-- Begin Records supplied --
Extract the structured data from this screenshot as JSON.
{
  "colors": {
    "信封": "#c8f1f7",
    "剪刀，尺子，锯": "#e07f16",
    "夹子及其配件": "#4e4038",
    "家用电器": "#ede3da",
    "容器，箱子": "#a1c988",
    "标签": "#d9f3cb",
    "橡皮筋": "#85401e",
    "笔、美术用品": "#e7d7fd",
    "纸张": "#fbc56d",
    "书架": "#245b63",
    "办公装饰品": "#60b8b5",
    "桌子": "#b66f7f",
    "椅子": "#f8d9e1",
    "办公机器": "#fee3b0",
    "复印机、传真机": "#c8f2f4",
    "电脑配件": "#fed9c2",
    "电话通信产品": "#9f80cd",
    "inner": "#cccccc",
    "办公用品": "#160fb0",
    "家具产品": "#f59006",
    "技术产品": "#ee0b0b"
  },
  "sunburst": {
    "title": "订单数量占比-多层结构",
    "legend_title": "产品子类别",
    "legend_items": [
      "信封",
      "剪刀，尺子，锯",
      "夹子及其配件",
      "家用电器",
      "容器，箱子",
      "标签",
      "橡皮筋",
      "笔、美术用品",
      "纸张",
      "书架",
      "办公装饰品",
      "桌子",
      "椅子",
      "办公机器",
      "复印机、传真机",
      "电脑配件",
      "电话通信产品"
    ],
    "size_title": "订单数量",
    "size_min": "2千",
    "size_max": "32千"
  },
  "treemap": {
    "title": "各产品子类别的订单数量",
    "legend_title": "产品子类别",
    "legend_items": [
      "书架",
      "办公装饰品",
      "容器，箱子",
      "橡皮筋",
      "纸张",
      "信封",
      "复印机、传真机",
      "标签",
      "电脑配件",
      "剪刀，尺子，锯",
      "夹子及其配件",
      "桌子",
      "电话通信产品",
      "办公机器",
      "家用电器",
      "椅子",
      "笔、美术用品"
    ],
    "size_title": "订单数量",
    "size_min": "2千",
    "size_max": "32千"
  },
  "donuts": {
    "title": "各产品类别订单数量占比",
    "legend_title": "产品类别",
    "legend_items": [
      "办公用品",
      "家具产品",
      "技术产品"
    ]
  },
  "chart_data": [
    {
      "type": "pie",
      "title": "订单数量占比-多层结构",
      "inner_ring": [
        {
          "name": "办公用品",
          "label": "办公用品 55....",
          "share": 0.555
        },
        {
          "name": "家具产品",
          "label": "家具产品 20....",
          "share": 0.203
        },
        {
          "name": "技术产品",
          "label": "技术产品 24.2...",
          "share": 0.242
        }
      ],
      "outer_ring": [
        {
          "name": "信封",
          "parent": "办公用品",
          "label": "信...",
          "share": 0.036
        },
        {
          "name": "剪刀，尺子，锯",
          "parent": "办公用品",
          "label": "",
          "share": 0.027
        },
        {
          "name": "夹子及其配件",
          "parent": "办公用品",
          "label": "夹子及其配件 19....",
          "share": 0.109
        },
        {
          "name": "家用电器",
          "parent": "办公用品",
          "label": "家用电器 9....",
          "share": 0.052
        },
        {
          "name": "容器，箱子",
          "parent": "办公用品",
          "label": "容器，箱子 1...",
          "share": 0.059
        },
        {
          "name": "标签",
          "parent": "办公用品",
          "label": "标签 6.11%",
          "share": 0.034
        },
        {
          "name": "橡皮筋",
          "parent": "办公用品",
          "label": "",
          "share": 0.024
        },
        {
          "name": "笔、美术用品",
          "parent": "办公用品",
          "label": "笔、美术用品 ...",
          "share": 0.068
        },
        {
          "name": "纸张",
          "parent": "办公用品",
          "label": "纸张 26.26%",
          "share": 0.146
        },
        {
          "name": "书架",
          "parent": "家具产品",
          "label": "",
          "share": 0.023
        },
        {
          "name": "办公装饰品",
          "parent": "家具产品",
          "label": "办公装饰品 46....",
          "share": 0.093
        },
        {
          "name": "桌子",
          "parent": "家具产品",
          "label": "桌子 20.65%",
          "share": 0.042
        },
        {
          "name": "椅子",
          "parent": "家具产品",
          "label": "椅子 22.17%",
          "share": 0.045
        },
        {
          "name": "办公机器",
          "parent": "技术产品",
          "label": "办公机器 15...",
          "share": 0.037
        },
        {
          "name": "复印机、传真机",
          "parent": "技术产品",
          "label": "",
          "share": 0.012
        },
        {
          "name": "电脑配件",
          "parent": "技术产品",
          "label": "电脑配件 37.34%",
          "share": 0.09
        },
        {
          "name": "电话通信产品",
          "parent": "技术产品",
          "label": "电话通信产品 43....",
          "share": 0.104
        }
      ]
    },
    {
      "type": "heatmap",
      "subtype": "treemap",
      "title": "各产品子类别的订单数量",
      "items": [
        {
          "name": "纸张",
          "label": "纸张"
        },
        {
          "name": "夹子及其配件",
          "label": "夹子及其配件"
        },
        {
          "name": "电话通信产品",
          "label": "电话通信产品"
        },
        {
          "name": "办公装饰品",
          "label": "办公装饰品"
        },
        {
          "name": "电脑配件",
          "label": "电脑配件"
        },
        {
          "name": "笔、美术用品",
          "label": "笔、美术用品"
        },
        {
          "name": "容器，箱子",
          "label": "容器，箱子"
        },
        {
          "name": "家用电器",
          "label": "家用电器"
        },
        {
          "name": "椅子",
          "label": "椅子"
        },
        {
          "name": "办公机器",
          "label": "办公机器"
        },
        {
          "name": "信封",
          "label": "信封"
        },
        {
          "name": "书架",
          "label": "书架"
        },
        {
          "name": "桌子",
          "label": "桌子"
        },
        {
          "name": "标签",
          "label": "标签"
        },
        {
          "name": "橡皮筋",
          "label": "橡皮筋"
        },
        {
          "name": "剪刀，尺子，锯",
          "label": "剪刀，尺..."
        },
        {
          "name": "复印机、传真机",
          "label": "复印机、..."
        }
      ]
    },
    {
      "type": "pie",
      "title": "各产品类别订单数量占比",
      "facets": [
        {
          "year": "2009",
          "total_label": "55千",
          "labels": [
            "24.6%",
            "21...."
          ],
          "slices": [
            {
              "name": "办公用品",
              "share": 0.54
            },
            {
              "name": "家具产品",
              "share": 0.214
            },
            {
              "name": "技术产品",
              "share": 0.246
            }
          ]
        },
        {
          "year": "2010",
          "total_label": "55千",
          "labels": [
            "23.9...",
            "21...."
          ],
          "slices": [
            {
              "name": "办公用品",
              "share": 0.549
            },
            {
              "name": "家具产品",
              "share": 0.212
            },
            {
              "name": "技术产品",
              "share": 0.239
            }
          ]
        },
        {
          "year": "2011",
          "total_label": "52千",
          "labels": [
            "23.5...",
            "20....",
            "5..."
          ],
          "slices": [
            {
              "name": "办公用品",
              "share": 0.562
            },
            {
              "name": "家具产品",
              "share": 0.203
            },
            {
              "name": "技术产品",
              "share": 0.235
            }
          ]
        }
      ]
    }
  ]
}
-- End Records supplied --
→ What is asked: Retype the whole listing, matching it exactly.

→ Written solution:
Extract the structured data from this screenshot as JSON.
{
  "colors": {
    "信封": "#c8f1f7",
    "剪刀，尺子，锯": "#e07f16",
    "夹子及其配件": "#4e4038",
    "家用电器": "#ede3da",
    "容器，箱子": "#a1c988",
    "标签": "#d9f3cb",
    "橡皮筋": "#85401e",
    "笔、美术用品": "#e7d7fd",
    "纸张": "#fbc56d",
    "书架": "#245b63",
    "办公装饰品": "#60b8b5",
    "桌子": "#b66f7f",
    "椅子": "#f8d9e1",
    "办公机器": "#fee3b0",
    "复印机、传真机": "#c8f2f4",
    "电脑配件": "#fed9c2",
    "电话通信产品": "#9f80cd",
    "inner": "#cccccc",
    "办公用品": "#160fb0",
    "家具产品": "#f59006",
    "技术产品": "#ee0b0b"
  },
  "sunburst": {
    "title": "订单数量占比-多层结构",
    "legend_title": "产品子类别",
    "legend_items": [
      "信封",
      "剪刀，尺子，锯",
      "夹子及其配件",
      "家用电器",
      "容器，箱子",
      "标签",
      "橡皮筋",
      "笔、美术用品",
      "纸张",
      "书架",
      "办公装饰品",
      "桌子",
      "椅子",
      "办公机器",
      "复印机、传真机",
      "电脑配件",
      "电话通信产品"
    ],
    "size_title": "订单数量",
    "size_min": "2千",
    "size_max": "32千"
  },
  "treemap": {
    "title": "各产品子类别的订单数量",
    "legend_title": "产品子类别",
    "legend_items": [
      "书架",
      "办公装饰品",
      "容器，箱子",
      "橡皮筋",
      "纸张",
      "信封",
      "复印机、传真机",
      "标签",
      "电脑配件",
      "剪刀，尺子，锯",
      "夹子及其配件",
      "桌子",
      "电话通信产品",
      "办公机器",
      "家用电器",
      "椅子",
      "笔、美术用品"
    ],
    "size_title": "订单数量",
    "size_min": "2千",
    "size_max": "32千"
  },
  "donuts": {
    "title": "各产品类别订单数量占比",
    "legend_title": "产品类别",
    "legend_items": [
      "办公用品",
      "家具产品",
      "技术产品"
    ]
  },
  "chart_data": [
    {
      "type": "pie",
      "title": "订单数量占比-多层结构",
      "inner_ring": [
        {
          "name": "办公用品",
          "label": "办公用品 55....",
          "share": 0.555
        },
        {
          "name": "家具产品",
          "label": "家具产品 20....",
          "share": 0.203
        },
        {
          "name": "技术产品",
          "label": "技术产品 24.2...",
          "share": 0.242
        }
      ],
      "outer_ring": [
        {
          "name": "信封",
          "parent": "办公用品",
          "label": "信...",
          "share": 0.036
        },
        {
          "name": "剪刀，尺子，锯",
          "parent": "办公用品",
          "label": "",
          "share": 0.027
        },
        {
          "name": "夹子及其配件",
          "parent": "办公用品",
          "label": "夹子及其配件 19....",
          "share": 0.109
        },
        {
          "name": "家用电器",
          "parent": "办公用品",
          "label": "家用电器 9....",
          "share": 0.052
        },
        {
          "name": "容器，箱子",
          "parent": "办公用品",
          "label": "容器，箱子 1...",
          "share": 0.059
        },
        {
          "name": "标签",
          "parent": "办公用品",
          "label": "标签 6.11%",
          "share": 0.034
        },
        {
          "name": "橡皮筋",
          "parent": "办公用品",
          "label": "",
          "share": 0.024
        },
        {
          "name": "笔、美术用品",
          "parent": "办公用品",
          "label": "笔、美术用品 ...",
          "share": 0.068
        },
        {
          "name": "纸张",
          "parent": "办公用品",
          "label": "纸张 26.26%",
          "share": 0.146
        },
        {
          "name": "书架",
          "parent": "家具产品",
          "label": "",
          "share": 0.023
        },
        {
          "name": "办公装饰品",
          "parent": "家具产品",
          "label": "办公装饰品 46....",
          "share": 0.093
        },
        {
          "name": "桌子",
          "parent": "家具产品",
          "label": "桌子 20.65%",
          "share": 0.042
        },
        {
          "name": "椅子",
          "parent": "家具产品",
          "label": "椅子 22.17%",
          "share": 0.045
        },
        {
          "name": "办公机器",
          "parent": "技术产品",
          "label": "办公机器 15...",
          "share": 0.037
        },
        {
          "name": "复印机、传真机",
          "parent": "技术产品",
          "label": "",
          "share": 0.012
        },
        {
          "name": "电脑配件",
          "parent": "技术产品",
          "label": "电脑配件 37.34%",
          "share": 0.09
        },
        {
          "name": "电话通信产品",
          "parent": "技术产品",
          "label": "电话通信产品 43....",
          "share": 0.104
        }
      ]
    },
    {
      "type": "heatmap",
      "subtype": "treemap",
      "title": "各产品子类别的订单数量",
      "items": [
        {
          "name": "纸张",
          "label": "纸张"
        },
        {
          "name": "夹子及其配件",
          "label": "夹子及其配件"
        },
        {
          "name": "电话通信产品",
          "label": "电话通信产品"
        },
        {
          "name": "办公装饰品",
          "label": "办公装饰品"
        },
        {
          "name": "电脑配件",
          "label": "电脑配件"
        },
        {
          "name": "笔、美术用品",
          "label": "笔、美术用品"
        },
        {
          "name": "容器，箱子",
          "label": "容器，箱子"
        },
        {
          "name": "家用电器",
          "label": "家用电器"
        },
        {
          "name": "椅子",
          "label": "椅子"
        },
        {
          "name": "办公机器",
          "label": "办公机器"
        },
        {
          "name": "信封",
          "label": "信封"
        },
        {
          "name": "书架",
          "label": "书架"
        },
        {
          "name": "桌子",
          "label": "桌子"
        },
        {
          "name": "标签",
          "label": "标签"
        },
        {
          "name": "橡皮筋",
          "label": "橡皮筋"
        },
        {
          "name": "剪刀，尺子，锯",
          "label": "剪刀，尺..."
        },
        {
          "name": "复印机、传真机",
          "label": "复印机、..."
        }
      ]
    },
    {
      "type": "pie",
      "title": "各产品类别订单数量占比",
      "facets": [
        {
          "year": "2009",
          "total_label": "55千",
          "labels": [
            "24.6%",
            "21...."
          ],
          "slices": [
            {
              "name": "办公用品",
              "share": 0.54
            },
            {
              "name": "家具产品",
              "share": 0.214
            },
            {
              "name": "技术产品",
              "share": 0.246
            }
          ]
        },
        {
          "year": "2010",
          "total_label": "55千",
          "labels": [
            "23.9...",
            "21...."
          ],
          "slices": [
            {
              "name": "办公用品",
              "share": 0.549
            },
            {
              "name": "家具产品",
              "share": 0.212
            },
            {
              "name": "技术产品",
              "share": 0.239
            }
          ]
        },
        {
          "year": "2011",
          "total_label": "52千",
          "labels": [
            "23.5...",
            "20....",
            "5..."
          ],
          "slices": [
            {
              "name": "办公用品",
              "share": 0.562
            },
            {
              "name": "家具产品",
              "share": 0.203
            },
            {
              "name": "技术产品",
              "share": 0.235
            }
          ]
        }
      ]
    }
  ]
}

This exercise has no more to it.